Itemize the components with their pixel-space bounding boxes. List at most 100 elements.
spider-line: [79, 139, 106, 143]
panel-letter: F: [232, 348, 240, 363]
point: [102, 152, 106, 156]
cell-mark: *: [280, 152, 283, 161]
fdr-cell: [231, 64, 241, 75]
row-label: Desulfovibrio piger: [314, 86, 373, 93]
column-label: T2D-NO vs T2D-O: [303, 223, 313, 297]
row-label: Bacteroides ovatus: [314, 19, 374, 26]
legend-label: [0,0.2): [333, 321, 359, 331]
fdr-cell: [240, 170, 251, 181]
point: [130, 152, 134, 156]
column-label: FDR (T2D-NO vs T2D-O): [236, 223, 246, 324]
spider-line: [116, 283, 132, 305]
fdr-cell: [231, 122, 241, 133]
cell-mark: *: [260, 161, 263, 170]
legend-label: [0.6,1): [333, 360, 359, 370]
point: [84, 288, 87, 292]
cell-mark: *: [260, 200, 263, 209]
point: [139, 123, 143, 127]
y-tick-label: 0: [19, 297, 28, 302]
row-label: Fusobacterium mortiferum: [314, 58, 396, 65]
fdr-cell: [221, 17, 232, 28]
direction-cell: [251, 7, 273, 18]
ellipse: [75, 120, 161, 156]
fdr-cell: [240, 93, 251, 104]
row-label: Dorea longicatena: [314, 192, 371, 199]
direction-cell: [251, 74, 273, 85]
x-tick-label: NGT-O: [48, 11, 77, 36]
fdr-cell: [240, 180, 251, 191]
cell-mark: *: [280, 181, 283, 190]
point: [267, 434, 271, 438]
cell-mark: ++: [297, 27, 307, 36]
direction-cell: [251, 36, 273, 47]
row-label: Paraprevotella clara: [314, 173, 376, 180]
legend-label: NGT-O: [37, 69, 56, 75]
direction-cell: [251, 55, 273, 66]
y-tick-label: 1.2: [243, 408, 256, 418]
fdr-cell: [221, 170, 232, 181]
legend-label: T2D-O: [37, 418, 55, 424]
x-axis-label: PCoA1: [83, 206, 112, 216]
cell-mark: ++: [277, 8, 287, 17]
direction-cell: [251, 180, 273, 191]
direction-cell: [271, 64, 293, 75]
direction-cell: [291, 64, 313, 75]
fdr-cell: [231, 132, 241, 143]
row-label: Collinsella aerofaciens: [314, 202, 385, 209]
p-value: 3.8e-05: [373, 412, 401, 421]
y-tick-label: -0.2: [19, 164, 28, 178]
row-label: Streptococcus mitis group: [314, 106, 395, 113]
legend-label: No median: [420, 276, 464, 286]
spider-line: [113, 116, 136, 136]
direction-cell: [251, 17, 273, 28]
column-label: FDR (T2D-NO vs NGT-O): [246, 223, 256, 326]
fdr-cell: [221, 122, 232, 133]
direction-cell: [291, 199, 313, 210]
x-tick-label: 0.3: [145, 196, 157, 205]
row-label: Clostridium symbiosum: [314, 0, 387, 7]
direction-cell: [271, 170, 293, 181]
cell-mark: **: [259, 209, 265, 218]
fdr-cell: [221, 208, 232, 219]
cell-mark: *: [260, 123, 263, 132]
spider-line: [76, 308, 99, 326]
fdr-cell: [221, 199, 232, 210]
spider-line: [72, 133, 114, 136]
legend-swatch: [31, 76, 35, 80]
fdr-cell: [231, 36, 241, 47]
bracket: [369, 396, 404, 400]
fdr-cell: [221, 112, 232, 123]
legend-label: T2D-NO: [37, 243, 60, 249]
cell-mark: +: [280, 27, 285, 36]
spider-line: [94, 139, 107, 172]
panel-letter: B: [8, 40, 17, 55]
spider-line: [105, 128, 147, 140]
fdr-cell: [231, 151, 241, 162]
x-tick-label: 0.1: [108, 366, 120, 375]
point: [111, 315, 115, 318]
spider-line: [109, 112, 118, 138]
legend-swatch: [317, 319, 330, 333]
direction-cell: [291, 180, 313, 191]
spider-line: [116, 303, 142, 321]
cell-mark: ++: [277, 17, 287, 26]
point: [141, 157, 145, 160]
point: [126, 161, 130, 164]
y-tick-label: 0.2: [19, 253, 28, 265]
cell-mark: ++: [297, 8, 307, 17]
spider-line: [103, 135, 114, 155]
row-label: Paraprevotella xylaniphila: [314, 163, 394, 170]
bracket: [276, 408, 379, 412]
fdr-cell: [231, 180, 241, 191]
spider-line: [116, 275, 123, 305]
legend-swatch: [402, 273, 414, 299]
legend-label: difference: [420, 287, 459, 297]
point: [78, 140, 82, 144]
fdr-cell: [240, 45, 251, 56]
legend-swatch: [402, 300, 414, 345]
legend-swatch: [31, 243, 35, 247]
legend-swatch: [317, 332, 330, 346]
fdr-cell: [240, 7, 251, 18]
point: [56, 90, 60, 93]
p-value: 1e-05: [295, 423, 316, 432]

→ **TASK STATEMENT**
The full listing above needs to be given again exactly.

→ **RESPONSE AREA**
Itemize the components with their pixel-space bounding boxes. List at most 100 elements.
spider-line: [79, 139, 106, 143]
panel-letter: F: [232, 348, 240, 363]
point: [102, 152, 106, 156]
cell-mark: *: [280, 152, 283, 161]
fdr-cell: [231, 64, 241, 75]
row-label: Desulfovibrio piger: [314, 86, 373, 93]
column-label: T2D-NO vs T2D-O: [303, 223, 313, 297]
row-label: Bacteroides ovatus: [314, 19, 374, 26]
legend-label: [0,0.2): [333, 321, 359, 331]
fdr-cell: [240, 170, 251, 181]
point: [130, 152, 134, 156]
column-label: FDR (T2D-NO vs T2D-O): [236, 223, 246, 324]
spider-line: [116, 283, 132, 305]
fdr-cell: [231, 122, 241, 133]
cell-mark: *: [260, 161, 263, 170]
legend-label: [0.6,1): [333, 360, 359, 370]
point: [84, 288, 87, 292]
cell-mark: *: [260, 200, 263, 209]
point: [139, 123, 143, 127]
y-tick-label: 0: [19, 297, 28, 302]
row-label: Fusobacterium mortiferum: [314, 58, 396, 65]
fdr-cell: [221, 17, 232, 28]
direction-cell: [251, 7, 273, 18]
ellipse: [75, 120, 161, 156]
fdr-cell: [240, 93, 251, 104]
row-label: Dorea longicatena: [314, 192, 371, 199]
direction-cell: [251, 74, 273, 85]
x-tick-label: NGT-O: [48, 11, 77, 36]
fdr-cell: [240, 180, 251, 191]
cell-mark: *: [280, 181, 283, 190]
point: [267, 434, 271, 438]
cell-mark: ++: [297, 27, 307, 36]
direction-cell: [251, 36, 273, 47]
row-label: Paraprevotella clara: [314, 173, 376, 180]
legend-label: NGT-O: [37, 69, 56, 75]
direction-cell: [251, 55, 273, 66]
y-tick-label: 1.2: [243, 408, 256, 418]
fdr-cell: [221, 170, 232, 181]
legend-label: T2D-O: [37, 418, 55, 424]
x-axis-label: PCoA1: [83, 206, 112, 216]
cell-mark: ++: [277, 8, 287, 17]
direction-cell: [251, 180, 273, 191]
direction-cell: [271, 64, 293, 75]
direction-cell: [291, 64, 313, 75]
fdr-cell: [231, 132, 241, 143]
row-label: Collinsella aerofaciens: [314, 202, 385, 209]
p-value: 3.8e-05: [373, 412, 401, 421]
y-tick-label: -0.2: [19, 164, 28, 178]
row-label: Streptococcus mitis group: [314, 106, 395, 113]
legend-label: No median: [420, 276, 464, 286]
spider-line: [113, 116, 136, 136]
direction-cell: [251, 17, 273, 28]
column-label: FDR (T2D-NO vs NGT-O): [246, 223, 256, 326]
fdr-cell: [221, 122, 232, 133]
direction-cell: [291, 199, 313, 210]
x-tick-label: 0.3: [145, 196, 157, 205]
row-label: Clostridium symbiosum: [314, 0, 387, 7]
direction-cell: [271, 170, 293, 181]
cell-mark: **: [259, 209, 265, 218]
fdr-cell: [221, 208, 232, 219]
cell-mark: *: [260, 123, 263, 132]
spider-line: [76, 308, 99, 326]
fdr-cell: [221, 199, 232, 210]
spider-line: [72, 133, 114, 136]
legend-swatch: [31, 76, 35, 80]
fdr-cell: [231, 36, 241, 47]
bracket: [369, 396, 404, 400]
fdr-cell: [221, 112, 232, 123]
legend-label: T2D-NO: [37, 243, 60, 249]
cell-mark: +: [280, 27, 285, 36]
spider-line: [94, 139, 107, 172]
panel-letter: B: [8, 40, 17, 55]
spider-line: [105, 128, 147, 140]
fdr-cell: [231, 151, 241, 162]
x-tick-label: 0.1: [108, 366, 120, 375]
point: [111, 315, 115, 318]
spider-line: [109, 112, 118, 138]
legend-swatch: [317, 319, 330, 333]
direction-cell: [291, 180, 313, 191]
spider-line: [116, 303, 142, 321]
cell-mark: ++: [277, 17, 287, 26]
point: [141, 157, 145, 160]
point: [126, 161, 130, 164]
y-tick-label: 0.2: [19, 253, 28, 265]
cell-mark: ++: [297, 8, 307, 17]
spider-line: [103, 135, 114, 155]
row-label: Paraprevotella xylaniphila: [314, 163, 394, 170]
bracket: [276, 408, 379, 412]
fdr-cell: [231, 180, 241, 191]
spider-line: [116, 275, 123, 305]
legend-swatch: [402, 273, 414, 299]
legend-label: difference: [420, 287, 459, 297]
point: [78, 140, 82, 144]
fdr-cell: [240, 45, 251, 56]
legend-swatch: [402, 300, 414, 345]
legend-swatch: [31, 243, 35, 247]
legend-swatch: [317, 332, 330, 346]
fdr-cell: [240, 7, 251, 18]
point: [56, 90, 60, 93]
p-value: 1e-05: [295, 423, 316, 432]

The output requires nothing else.